DATASET RECORDS ▸
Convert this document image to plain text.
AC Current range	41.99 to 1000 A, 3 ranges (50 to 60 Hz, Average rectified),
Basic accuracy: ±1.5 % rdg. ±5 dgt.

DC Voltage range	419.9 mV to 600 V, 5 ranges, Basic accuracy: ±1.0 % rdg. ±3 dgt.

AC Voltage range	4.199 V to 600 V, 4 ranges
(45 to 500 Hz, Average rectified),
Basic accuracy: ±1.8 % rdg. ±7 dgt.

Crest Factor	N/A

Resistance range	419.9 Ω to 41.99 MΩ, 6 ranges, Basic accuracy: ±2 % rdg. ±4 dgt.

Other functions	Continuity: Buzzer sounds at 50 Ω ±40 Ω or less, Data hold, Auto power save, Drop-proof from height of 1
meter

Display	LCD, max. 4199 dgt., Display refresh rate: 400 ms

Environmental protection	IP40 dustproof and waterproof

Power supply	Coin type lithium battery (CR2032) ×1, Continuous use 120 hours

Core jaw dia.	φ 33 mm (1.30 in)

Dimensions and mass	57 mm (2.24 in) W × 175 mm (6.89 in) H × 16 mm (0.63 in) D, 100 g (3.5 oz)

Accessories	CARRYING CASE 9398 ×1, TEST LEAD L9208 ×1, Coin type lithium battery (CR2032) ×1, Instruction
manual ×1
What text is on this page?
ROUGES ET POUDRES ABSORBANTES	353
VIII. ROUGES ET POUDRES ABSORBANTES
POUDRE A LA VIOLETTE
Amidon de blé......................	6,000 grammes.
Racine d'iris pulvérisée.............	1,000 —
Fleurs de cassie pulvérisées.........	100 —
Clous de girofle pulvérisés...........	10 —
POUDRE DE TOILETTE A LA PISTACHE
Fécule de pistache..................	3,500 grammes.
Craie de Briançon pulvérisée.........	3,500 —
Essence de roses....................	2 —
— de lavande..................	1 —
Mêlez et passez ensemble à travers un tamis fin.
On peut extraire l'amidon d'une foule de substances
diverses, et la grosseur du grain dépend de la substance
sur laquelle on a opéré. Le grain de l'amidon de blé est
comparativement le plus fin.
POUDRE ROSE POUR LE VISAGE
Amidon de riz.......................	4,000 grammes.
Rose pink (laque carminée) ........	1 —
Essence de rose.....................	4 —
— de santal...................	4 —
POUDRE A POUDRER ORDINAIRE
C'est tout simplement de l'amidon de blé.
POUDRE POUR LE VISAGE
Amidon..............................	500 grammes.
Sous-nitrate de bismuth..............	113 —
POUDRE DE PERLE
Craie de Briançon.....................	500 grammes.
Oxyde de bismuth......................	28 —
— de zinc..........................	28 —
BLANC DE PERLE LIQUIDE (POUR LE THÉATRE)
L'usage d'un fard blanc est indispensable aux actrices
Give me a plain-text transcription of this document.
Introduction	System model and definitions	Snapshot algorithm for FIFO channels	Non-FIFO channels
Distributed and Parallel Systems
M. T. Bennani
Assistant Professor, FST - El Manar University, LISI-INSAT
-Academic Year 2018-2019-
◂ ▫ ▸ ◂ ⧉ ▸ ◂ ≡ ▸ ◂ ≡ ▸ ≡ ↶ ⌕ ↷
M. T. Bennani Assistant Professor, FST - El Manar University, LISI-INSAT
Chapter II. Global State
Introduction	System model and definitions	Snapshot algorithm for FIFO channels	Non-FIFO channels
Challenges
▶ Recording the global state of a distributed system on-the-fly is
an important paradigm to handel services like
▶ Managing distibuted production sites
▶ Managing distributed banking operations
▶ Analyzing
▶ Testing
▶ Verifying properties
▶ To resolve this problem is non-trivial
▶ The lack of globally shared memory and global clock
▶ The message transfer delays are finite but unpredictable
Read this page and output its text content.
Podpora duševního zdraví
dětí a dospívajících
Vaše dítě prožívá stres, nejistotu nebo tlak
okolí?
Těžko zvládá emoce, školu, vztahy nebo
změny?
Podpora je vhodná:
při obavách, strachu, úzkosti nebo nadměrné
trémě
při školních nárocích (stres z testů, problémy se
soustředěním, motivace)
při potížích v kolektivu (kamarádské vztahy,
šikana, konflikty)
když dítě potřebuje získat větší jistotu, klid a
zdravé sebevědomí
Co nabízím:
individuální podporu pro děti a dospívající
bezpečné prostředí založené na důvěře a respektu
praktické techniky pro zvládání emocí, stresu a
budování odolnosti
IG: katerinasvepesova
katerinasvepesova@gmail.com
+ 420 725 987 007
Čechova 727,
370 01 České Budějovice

TASK DIRECTIONS ▸ In the entries above, find the line containing "Read this page and output its text content.". Set down that line and every line after it through the last one, exactly and alone.

RESULT OF THE EXERCISE ▸
Read this page and output its text content.
Podpora duševního zdraví
dětí a dospívajících
Vaše dítě prožívá stres, nejistotu nebo tlak
okolí?
Těžko zvládá emoce, školu, vztahy nebo
změny?
Podpora je vhodná:
při obavách, strachu, úzkosti nebo nadměrné
trémě
při školních nárocích (stres z testů, problémy se
soustředěním, motivace)
při potížích v kolektivu (kamarádské vztahy,
šikana, konflikty)
když dítě potřebuje získat větší jistotu, klid a
zdravé sebevědomí
Co nabízím:
individuální podporu pro děti a dospívající
bezpečné prostředí založené na důvěře a respektu
praktické techniky pro zvládání emocí, stresu a
budování odolnosti
IG: katerinasvepesova
katerinasvepesova@gmail.com
+ 420 725 987 007
Čechova 727,
370 01 České Budějovice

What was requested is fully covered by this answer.